- **What to do**
[A] In the collective classification notes, copy the passage that begins at the words "Lec 05 Collective" and ends after the words "the network ?", leaving every character unchanged.
[B] Translate this sentence from the collective classification notes into Spanish: "Given a graph with labels on some nodes, how do we assign labels to all other nodes in the network?"

Lec 05 Collective Classification
1. Overview
Question : Given a graph with labels on some nodes, how do we assign labels to all other nodes in the network ?
Intuition : Similar nodes are connected
Technologies : Relational classification, Iterative Classification, Belief Propagation
Explain of “Similar nodes are connected” from the view of social science:
Homophily : the tendency of individuals to associate and bond with similar others
Influence : social connection can influence the individual characteristics of a person
2. Motivations of classification
similar nodes are typically close together or directly connected in the network
classification label of node $v$ may depend on 1) features of $v$; 2) labels of the nodes in $v$’s neighborhood; 3) features of the nodes in $v$’s neighborhood
3. Problem definition
Given :
adjacency matrix $A$ over $n$ nodes
some nodes with labels $Y_i$ and some unlabeled nodes
the features of nodes $F$
Goal :
Predict the labels of unlabeled nodes, or find $P(Y_v)$ given features and network
4. Pipeline of Collective Classification
Hypothesis : Markov Assumption
Pipeline :
- Local classifier : used for initial label assignment
- Predict the nodes label used only their features, but not network information
- Relational Classifier : capture correlation
- label one node based on the labels or features of its neighbors
- Collective Inference
- apply the relational classifier to each node iteratively until the inconsistency between neighboring labels is minimized
- be affected by network structure
5. Relational Classification
Base Idea : class probability of $Y_v$ of node $v$ is a weighted average of class probabilities of its neighbors
Steps :
Initial : initial labeled node $v$ with its ground-truth label $Y_v^*$ while initial unlabeled nodes $Y_v = 0.5$
Update all nodes’ labels with formula follow until convergence:
$$
P(Y_v = c) = \frac 1 {\sum_{(v,u)\in E}A_{u,v}}\sum_{(v,u)\in E}A_{v,u} P(Y_u=c)

- **Data**
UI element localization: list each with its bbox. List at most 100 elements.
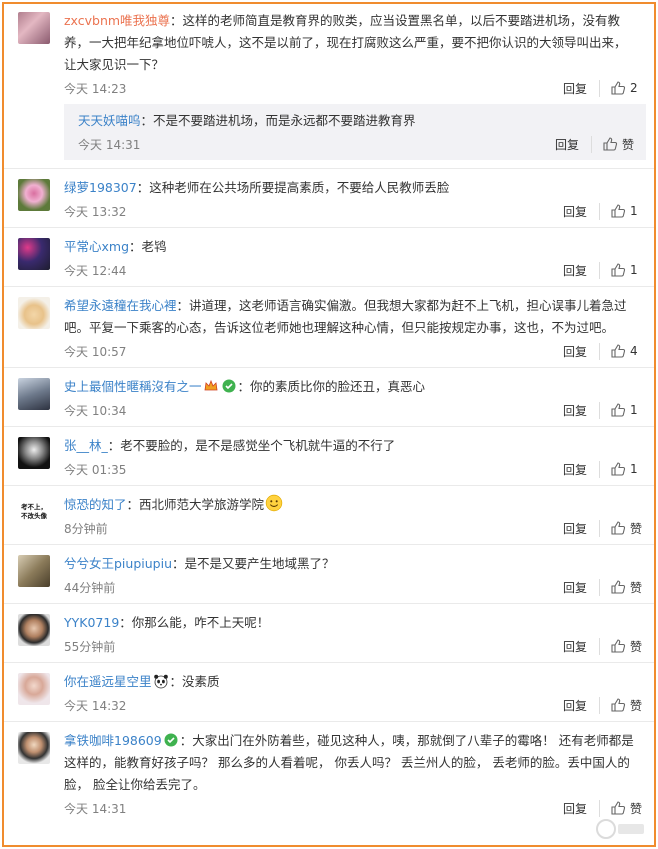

- **Results by task**
[A]
Lec 05 Collective Classification
1. Overview
Question : Given a graph with labels on some nodes, how do we assign labels to all other nodes in the network ?

[B] Dado un grafo con etiquetas en algunos nodos, ¿cómo asignamos etiquetas a todos los demás nodos de la red?